- Records supplied:

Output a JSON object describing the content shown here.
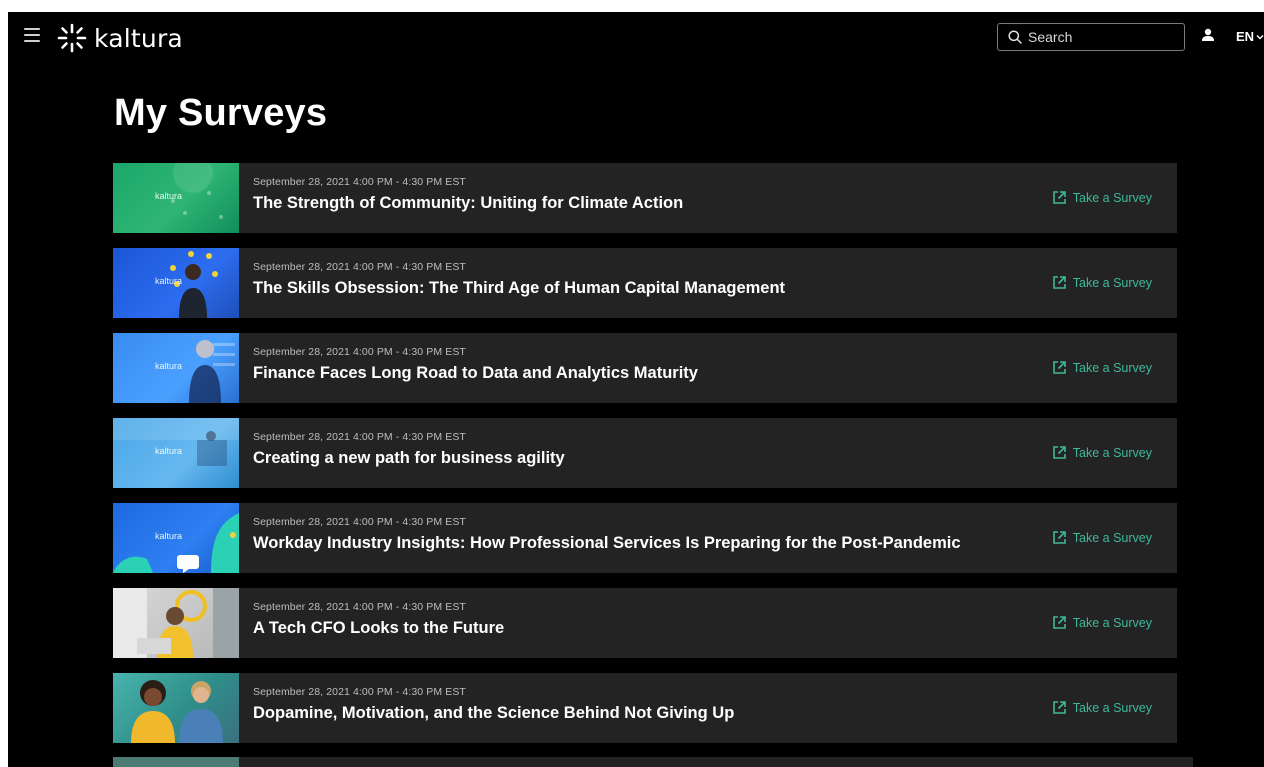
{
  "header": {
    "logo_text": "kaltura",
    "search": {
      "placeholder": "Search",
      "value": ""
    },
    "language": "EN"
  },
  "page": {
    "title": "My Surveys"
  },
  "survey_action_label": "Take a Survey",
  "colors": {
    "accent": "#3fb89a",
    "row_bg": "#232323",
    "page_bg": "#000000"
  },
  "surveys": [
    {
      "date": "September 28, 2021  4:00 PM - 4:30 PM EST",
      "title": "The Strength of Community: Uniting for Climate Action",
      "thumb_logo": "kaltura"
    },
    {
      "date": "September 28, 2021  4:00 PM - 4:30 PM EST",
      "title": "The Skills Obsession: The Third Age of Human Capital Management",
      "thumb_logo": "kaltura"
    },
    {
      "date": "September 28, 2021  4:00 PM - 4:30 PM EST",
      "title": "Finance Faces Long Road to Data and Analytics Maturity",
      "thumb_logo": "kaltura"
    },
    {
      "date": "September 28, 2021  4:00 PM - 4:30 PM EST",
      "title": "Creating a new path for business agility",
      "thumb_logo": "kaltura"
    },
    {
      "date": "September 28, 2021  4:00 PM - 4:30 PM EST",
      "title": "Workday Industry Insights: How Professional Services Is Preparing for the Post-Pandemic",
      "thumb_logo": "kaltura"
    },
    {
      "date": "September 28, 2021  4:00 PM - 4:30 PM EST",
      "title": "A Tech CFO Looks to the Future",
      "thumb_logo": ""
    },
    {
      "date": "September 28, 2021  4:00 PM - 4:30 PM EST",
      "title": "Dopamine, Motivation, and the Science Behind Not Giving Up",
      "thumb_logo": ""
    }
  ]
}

---

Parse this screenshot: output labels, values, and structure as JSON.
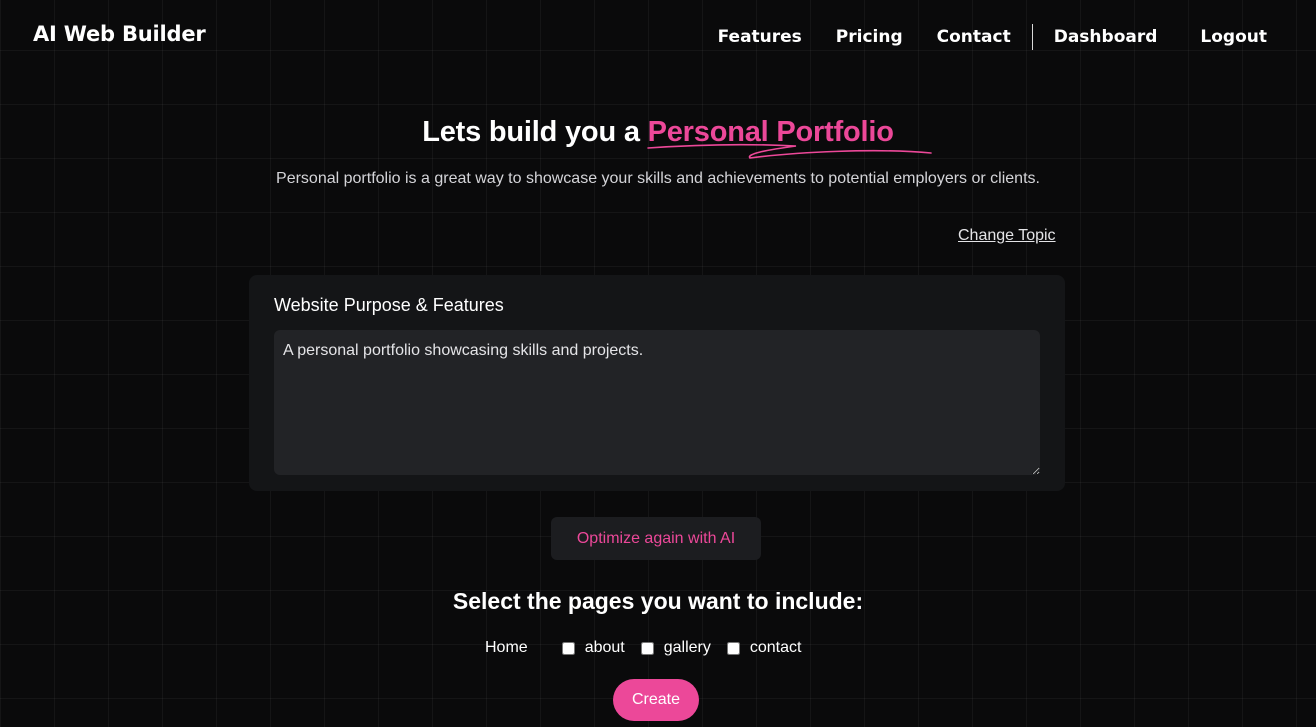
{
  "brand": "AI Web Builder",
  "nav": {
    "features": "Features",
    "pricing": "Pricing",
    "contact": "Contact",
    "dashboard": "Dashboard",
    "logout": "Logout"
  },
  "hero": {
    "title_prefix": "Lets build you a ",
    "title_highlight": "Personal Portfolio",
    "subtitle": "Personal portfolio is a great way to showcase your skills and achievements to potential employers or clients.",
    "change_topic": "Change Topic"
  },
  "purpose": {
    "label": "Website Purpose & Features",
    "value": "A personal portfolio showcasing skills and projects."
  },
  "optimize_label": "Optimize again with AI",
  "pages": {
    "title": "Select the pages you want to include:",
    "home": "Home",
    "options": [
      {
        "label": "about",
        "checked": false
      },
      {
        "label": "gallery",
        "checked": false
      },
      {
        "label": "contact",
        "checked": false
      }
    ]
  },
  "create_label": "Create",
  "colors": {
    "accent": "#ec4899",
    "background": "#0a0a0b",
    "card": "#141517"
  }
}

- Your objective: Find every line of the data that holds the string "JSON", then say how many there are and nothing else.

- Worked solution: 2